SHORT TASK: Write the lines from the start of the material through the line containing "cell-account: 账号5 <box>382 687 581 820</box>", inclusive, as a JSON list of strings with one string per line and blank lines omitted.

RECORDS FOR PROCESSING:

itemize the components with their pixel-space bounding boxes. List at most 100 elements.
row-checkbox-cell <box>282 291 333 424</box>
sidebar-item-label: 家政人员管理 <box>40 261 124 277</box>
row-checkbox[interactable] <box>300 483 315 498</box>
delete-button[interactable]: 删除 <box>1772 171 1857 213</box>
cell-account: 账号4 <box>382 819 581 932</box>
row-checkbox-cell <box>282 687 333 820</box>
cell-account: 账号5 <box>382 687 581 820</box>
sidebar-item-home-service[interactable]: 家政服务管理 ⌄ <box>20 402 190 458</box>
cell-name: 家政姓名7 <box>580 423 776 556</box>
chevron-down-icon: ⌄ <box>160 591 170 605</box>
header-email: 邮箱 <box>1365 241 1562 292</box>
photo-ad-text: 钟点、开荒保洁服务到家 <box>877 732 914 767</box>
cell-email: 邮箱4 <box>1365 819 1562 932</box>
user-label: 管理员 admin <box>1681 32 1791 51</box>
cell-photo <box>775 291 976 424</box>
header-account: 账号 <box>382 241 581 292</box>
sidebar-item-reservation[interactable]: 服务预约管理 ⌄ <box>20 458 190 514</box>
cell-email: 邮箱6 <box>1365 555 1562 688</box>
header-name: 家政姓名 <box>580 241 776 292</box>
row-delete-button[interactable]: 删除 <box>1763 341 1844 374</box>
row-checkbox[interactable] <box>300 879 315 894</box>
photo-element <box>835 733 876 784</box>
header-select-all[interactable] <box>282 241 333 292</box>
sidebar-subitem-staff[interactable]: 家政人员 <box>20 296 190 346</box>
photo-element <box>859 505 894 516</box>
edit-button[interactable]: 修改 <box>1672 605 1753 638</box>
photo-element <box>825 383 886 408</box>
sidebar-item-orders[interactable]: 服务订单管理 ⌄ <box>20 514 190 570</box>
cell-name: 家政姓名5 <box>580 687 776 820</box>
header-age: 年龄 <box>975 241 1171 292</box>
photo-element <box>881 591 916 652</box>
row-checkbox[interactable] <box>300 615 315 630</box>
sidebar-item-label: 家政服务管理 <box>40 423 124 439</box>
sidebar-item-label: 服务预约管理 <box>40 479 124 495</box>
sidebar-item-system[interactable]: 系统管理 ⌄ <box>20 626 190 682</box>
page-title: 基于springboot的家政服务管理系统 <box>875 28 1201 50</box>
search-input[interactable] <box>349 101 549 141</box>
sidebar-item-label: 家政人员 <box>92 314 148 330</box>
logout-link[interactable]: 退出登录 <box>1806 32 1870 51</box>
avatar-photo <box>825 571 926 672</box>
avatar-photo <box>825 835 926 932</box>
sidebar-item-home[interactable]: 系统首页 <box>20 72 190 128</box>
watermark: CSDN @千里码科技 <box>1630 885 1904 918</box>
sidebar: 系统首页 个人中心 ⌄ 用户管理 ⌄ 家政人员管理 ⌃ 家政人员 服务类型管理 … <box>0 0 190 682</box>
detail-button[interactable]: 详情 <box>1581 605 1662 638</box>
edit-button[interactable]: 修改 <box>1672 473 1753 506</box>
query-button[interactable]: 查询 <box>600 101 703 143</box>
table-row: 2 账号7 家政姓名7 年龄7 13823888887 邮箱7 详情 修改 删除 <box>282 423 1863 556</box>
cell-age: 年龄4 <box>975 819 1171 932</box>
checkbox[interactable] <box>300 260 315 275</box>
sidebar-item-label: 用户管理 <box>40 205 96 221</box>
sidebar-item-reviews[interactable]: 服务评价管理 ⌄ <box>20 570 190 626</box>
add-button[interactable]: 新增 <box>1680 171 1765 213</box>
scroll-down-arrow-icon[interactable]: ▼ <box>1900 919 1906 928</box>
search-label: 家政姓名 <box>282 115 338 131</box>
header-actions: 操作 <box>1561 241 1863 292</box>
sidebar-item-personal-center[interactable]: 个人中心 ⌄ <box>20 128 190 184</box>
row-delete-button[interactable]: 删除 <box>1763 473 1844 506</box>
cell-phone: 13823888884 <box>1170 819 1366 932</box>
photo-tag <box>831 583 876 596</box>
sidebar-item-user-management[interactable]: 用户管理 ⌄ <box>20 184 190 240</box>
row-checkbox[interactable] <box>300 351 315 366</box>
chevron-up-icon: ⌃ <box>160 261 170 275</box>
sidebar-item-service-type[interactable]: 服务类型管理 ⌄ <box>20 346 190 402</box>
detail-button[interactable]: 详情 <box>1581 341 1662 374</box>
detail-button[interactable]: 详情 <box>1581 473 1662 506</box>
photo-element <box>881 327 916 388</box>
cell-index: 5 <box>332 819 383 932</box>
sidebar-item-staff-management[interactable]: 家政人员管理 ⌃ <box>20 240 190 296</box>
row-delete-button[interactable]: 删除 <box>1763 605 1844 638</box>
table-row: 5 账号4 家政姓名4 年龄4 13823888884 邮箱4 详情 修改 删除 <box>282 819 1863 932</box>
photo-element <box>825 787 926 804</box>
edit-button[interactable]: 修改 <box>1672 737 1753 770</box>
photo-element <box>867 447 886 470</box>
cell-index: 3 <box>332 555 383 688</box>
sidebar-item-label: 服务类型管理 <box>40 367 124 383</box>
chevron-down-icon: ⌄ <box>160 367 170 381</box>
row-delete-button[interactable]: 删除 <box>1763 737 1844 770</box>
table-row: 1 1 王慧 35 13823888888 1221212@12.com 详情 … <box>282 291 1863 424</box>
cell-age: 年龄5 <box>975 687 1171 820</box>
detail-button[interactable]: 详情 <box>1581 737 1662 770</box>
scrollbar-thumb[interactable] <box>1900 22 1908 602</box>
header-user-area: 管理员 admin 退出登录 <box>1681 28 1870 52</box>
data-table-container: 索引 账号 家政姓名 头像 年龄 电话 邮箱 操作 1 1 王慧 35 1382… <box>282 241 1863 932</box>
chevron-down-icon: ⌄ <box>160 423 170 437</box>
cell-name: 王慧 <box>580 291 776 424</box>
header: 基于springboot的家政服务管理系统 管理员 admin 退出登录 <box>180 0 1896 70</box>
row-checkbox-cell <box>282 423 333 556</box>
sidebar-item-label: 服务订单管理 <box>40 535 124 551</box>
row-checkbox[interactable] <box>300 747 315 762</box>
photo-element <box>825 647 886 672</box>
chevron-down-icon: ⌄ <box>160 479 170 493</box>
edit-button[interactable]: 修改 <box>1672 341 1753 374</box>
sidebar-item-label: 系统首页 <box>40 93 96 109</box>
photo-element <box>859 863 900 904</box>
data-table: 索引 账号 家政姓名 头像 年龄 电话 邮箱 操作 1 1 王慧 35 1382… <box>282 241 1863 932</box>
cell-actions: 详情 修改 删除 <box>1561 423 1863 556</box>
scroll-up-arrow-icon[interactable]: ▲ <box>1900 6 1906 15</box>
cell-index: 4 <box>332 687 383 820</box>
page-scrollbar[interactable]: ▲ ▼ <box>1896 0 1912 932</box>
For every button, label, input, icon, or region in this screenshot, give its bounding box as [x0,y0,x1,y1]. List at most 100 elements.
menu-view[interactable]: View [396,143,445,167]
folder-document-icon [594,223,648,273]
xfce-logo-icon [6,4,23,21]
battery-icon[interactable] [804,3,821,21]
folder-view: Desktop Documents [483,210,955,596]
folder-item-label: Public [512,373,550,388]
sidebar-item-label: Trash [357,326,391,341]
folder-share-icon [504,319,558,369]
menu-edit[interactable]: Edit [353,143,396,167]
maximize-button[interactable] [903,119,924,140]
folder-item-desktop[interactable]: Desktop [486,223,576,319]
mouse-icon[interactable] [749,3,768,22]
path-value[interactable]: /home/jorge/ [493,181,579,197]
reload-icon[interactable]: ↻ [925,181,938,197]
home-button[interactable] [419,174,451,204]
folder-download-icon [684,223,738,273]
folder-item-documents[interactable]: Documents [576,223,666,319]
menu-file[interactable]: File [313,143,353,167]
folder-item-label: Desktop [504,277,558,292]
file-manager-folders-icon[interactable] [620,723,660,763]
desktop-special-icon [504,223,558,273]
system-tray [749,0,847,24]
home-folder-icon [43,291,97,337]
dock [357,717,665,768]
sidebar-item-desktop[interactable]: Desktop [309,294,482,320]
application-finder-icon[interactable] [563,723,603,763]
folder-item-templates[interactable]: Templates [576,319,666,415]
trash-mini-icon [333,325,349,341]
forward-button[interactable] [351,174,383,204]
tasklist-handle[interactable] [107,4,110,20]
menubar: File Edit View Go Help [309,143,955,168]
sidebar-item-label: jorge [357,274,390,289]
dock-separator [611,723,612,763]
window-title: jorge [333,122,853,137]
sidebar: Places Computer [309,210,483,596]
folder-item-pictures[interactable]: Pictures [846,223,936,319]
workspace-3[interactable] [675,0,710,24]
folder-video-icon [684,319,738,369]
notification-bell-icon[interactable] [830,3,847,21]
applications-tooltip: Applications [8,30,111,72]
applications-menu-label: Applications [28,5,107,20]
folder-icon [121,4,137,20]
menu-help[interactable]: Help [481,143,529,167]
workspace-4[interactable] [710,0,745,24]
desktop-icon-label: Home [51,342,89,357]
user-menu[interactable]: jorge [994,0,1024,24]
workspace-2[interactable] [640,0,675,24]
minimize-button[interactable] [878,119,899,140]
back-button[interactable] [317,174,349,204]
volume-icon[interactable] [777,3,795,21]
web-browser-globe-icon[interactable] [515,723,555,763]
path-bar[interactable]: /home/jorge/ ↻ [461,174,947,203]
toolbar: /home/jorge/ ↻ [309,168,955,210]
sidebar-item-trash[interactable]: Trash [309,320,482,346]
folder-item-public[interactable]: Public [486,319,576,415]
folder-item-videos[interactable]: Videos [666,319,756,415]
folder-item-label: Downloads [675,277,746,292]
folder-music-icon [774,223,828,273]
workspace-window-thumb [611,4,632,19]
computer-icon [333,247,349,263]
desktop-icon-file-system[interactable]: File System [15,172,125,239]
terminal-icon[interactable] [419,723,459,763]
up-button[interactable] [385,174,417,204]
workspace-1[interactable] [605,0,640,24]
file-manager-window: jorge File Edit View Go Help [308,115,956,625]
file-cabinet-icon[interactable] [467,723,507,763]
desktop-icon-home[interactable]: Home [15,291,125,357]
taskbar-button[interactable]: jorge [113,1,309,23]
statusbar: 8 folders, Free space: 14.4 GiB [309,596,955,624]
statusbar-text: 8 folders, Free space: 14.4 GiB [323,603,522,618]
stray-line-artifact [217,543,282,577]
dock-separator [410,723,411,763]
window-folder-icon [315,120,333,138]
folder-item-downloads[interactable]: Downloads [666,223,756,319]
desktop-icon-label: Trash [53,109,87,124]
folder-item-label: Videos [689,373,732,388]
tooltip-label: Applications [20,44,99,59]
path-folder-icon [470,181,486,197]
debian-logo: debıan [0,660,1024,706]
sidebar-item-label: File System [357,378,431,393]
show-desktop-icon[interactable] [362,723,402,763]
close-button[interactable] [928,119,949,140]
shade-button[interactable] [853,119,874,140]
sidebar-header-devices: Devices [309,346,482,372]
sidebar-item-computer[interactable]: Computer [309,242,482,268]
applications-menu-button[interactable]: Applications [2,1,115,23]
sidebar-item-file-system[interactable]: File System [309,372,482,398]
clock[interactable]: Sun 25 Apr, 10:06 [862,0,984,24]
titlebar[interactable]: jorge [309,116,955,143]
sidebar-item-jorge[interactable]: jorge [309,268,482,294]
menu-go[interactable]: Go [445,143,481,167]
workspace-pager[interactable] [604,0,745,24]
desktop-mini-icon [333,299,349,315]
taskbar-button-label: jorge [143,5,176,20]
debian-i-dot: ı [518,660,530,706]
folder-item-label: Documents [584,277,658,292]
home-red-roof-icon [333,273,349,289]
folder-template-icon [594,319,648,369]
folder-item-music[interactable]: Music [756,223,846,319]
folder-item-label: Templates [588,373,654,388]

EXERCISE OUTPUT:
[
  "itemize the components with their pixel-space bounding boxes. List at most 100 elements.",
  "row-checkbox-cell <box>282 291 333 424</box>",
  "sidebar-item-label: 家政人员管理 <box>40 261 124 277</box>",
  "row-checkbox[interactable] <box>300 483 315 498</box>",
  "delete-button[interactable]: 删除 <box>1772 171 1857 213</box>",
  "cell-account: 账号4 <box>382 819 581 932</box>",
  "row-checkbox-cell <box>282 687 333 820</box>",
  "cell-account: 账号5 <box>382 687 581 820</box>"
]